▶ _MATERIALS PROVIDED_:
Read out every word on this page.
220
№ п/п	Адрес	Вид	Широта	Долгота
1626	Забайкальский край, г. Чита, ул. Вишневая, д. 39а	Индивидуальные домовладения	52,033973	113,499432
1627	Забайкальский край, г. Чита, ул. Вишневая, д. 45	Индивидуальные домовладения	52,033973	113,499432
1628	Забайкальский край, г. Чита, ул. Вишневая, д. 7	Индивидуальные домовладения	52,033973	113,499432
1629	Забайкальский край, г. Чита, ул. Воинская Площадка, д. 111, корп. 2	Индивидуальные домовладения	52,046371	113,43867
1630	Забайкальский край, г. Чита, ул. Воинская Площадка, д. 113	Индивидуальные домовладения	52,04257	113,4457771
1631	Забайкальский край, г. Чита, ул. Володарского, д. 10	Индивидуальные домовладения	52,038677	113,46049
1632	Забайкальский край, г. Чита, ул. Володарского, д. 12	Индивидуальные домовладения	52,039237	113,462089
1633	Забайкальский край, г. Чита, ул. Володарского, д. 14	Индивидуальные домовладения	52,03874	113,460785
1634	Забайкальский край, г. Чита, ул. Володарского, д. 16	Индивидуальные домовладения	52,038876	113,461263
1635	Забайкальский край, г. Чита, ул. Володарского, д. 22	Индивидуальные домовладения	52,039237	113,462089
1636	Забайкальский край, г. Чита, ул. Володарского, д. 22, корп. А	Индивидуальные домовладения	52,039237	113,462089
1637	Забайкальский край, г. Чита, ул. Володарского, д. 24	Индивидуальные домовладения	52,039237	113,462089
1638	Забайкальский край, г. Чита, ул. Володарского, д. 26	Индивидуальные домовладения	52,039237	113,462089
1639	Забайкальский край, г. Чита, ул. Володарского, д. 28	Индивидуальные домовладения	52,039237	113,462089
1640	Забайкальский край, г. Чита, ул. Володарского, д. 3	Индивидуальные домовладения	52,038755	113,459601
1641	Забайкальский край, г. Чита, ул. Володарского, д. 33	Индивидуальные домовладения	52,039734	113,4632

▶ _TO DO_:
Extract every line containing the string "корп" from the material.

▶ _EXERCISE RESULT_:
1629	Забайкальский край, г. Чита, ул. Воинская Площадка, д. 111, корп. 2	Индивидуальные домовладения	52,046371	113,43867
1636	Забайкальский край, г. Чита, ул. Володарского, д. 22, корп. А	Индивидуальные домовладения	52,039237	113,462089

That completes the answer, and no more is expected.